(Annotated element entries)
---+---
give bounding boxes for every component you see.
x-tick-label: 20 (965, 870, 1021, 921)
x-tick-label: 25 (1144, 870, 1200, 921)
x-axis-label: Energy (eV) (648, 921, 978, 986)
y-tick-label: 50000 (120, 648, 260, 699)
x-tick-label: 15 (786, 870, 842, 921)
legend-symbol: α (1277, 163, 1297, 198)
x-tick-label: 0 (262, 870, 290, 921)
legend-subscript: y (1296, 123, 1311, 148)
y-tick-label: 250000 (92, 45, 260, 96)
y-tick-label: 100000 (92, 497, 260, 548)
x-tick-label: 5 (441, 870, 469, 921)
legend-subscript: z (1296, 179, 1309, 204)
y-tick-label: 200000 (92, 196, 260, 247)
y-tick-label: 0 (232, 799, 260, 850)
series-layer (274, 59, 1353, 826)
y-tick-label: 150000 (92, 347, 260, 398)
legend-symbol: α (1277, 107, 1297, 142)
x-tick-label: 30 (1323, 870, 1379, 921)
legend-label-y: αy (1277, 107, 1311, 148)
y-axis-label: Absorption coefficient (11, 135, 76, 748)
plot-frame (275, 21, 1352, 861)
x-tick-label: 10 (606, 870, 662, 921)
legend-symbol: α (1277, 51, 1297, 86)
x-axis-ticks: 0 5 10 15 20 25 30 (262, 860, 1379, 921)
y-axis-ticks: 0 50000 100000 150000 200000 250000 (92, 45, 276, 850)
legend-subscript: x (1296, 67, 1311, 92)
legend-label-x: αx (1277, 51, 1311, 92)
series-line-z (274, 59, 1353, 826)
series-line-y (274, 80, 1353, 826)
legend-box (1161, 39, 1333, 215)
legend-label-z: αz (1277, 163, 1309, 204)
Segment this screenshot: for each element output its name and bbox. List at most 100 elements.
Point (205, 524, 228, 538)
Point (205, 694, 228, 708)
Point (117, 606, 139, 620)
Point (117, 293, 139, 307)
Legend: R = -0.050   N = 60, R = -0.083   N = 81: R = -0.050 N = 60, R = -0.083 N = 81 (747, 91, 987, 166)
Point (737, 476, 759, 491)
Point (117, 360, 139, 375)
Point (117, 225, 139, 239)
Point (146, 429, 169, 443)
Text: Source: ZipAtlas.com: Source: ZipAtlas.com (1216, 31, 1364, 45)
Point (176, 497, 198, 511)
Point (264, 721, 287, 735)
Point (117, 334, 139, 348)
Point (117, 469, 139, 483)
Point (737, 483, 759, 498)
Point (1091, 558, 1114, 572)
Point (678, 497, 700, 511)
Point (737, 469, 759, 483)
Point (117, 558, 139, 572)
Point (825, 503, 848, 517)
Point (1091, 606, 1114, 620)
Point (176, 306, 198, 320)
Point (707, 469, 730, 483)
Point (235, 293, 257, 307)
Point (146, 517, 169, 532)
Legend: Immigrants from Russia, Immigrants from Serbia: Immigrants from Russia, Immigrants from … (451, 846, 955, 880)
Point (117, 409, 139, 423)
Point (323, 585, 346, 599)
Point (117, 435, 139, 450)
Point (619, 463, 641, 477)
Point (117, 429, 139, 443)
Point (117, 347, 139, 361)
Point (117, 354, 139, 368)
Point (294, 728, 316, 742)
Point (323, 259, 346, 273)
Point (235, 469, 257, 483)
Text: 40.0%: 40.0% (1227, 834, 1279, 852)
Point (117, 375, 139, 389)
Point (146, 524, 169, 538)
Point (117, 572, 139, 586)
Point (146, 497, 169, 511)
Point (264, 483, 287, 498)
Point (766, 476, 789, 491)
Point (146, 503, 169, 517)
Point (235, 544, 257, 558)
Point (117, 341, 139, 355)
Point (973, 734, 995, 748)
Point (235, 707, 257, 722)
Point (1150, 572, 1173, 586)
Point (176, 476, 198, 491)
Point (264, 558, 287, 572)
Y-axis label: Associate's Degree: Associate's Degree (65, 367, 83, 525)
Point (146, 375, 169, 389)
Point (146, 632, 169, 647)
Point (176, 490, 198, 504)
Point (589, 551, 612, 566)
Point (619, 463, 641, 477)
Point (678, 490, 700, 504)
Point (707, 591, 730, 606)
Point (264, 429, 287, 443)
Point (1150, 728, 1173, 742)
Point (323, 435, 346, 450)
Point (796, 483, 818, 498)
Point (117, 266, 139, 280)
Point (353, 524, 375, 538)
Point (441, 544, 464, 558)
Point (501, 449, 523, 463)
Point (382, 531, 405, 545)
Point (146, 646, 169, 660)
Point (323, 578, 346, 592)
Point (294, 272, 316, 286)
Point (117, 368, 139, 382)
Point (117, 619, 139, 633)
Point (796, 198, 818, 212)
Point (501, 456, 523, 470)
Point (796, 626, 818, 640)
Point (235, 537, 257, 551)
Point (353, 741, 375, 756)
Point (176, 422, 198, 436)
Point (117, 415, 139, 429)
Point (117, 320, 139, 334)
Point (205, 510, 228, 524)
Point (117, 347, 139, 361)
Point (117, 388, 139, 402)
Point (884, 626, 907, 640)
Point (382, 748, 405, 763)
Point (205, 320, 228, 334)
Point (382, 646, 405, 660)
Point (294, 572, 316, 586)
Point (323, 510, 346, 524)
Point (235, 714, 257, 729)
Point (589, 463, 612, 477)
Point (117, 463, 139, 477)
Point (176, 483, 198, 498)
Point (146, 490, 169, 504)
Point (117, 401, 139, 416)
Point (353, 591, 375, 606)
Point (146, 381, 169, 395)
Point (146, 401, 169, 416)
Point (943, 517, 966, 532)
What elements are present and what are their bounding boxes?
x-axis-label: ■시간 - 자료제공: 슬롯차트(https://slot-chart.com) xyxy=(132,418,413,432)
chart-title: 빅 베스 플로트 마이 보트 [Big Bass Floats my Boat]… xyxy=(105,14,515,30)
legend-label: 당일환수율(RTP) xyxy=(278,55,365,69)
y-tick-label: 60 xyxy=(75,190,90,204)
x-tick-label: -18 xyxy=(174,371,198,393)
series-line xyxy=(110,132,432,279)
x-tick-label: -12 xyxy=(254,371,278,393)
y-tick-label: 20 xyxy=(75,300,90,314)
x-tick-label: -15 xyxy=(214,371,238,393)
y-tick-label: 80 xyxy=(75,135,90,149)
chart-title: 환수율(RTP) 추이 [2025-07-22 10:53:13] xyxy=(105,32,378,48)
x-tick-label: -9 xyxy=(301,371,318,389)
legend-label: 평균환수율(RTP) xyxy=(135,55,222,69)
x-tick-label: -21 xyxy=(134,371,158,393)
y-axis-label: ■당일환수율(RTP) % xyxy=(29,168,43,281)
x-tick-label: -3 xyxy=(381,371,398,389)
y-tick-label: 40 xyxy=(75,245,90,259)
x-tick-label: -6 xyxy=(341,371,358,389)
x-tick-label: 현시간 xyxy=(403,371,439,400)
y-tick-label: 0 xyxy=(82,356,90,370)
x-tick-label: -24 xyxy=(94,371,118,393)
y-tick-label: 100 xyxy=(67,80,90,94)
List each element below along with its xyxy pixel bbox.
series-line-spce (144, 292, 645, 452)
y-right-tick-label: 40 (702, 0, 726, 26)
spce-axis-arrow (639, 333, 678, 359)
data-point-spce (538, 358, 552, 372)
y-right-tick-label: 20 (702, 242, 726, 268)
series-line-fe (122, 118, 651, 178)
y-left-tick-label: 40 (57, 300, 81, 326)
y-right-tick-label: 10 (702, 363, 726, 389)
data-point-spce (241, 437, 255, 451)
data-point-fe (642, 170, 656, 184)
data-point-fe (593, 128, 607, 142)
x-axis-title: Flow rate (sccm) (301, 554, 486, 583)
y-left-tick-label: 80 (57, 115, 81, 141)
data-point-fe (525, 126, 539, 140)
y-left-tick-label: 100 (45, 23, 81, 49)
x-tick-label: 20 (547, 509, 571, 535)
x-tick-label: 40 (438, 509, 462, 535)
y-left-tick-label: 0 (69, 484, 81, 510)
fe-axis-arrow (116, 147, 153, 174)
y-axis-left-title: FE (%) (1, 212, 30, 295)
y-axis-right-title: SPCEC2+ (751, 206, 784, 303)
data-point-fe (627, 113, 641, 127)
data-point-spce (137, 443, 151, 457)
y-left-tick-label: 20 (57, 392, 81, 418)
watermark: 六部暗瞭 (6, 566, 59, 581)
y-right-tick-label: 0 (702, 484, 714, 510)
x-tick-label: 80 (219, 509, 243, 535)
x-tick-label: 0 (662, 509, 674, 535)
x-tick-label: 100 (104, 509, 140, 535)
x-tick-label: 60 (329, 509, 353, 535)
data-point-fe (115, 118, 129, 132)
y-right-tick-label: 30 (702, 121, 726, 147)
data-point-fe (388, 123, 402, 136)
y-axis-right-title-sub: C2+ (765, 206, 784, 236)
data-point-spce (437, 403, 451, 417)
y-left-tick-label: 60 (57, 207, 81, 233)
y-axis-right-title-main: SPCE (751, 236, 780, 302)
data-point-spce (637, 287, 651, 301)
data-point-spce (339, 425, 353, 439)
---+---
■ GOAL OF THE EXERCISE
Recast the records from the first line through the line containing "Point (146, 429, 169, 443)" as a numbered list, omitting any blank lines.

■ OUTPUT
1. give bounding boxes for every component you see.
2. x-tick-label: 20 (965, 870, 1021, 921)
3. x-tick-label: 25 (1144, 870, 1200, 921)
4. x-axis-label: Energy (eV) (648, 921, 978, 986)
5. y-tick-label: 50000 (120, 648, 260, 699)
6. x-tick-label: 15 (786, 870, 842, 921)
7. legend-symbol: α (1277, 163, 1297, 198)
8. x-tick-label: 0 (262, 870, 290, 921)
9. legend-subscript: y (1296, 123, 1311, 148)
10. y-tick-label: 250000 (92, 45, 260, 96)
11. y-tick-label: 100000 (92, 497, 260, 548)
12. x-tick-label: 5 (441, 870, 469, 921)
13. legend-subscript: z (1296, 179, 1309, 204)
14. y-tick-label: 200000 (92, 196, 260, 247)
15. y-tick-label: 0 (232, 799, 260, 850)
16. series-layer (274, 59, 1353, 826)
17. y-tick-label: 150000 (92, 347, 260, 398)
18. legend-symbol: α (1277, 107, 1297, 142)
19. x-tick-label: 30 (1323, 870, 1379, 921)
20. legend-label-y: αy (1277, 107, 1311, 148)
21. y-axis-label: Absorption coefficient (11, 135, 76, 748)
22. plot-frame (275, 21, 1352, 861)
23. x-tick-label: 10 (606, 870, 662, 921)
24. legend-symbol: α (1277, 51, 1297, 86)
25. x-axis-ticks: 0 5 10 15 20 25 30 (262, 860, 1379, 921)
26. y-axis-ticks: 0 50000 100000 150000 200000 250000 (92, 45, 276, 850)
27. legend-subscript: x (1296, 67, 1311, 92)
28. legend-label-x: αx (1277, 51, 1311, 92)
29. series-line-z (274, 59, 1353, 826)
30. series-line-y (274, 80, 1353, 826)
31. legend-box (1161, 39, 1333, 215)
32. legend-label-z: αz (1277, 163, 1309, 204)
33. Segment this screenshot: for each element output its name and bbox. List at most 100 elements.
34. Point (205, 524, 228, 538)
35. Point (205, 694, 228, 708)
36. Point (117, 606, 139, 620)
37. Point (117, 293, 139, 307)
38. Legend: R = -0.050   N = 60, R = -0.083   N = 81: R = -0.050 N = 60, R = -0.083 N = 81 (747, 91, 987, 166)
39. Point (737, 476, 759, 491)
40. Point (117, 360, 139, 375)
41. Point (117, 225, 139, 239)
42. Point (146, 429, 169, 443)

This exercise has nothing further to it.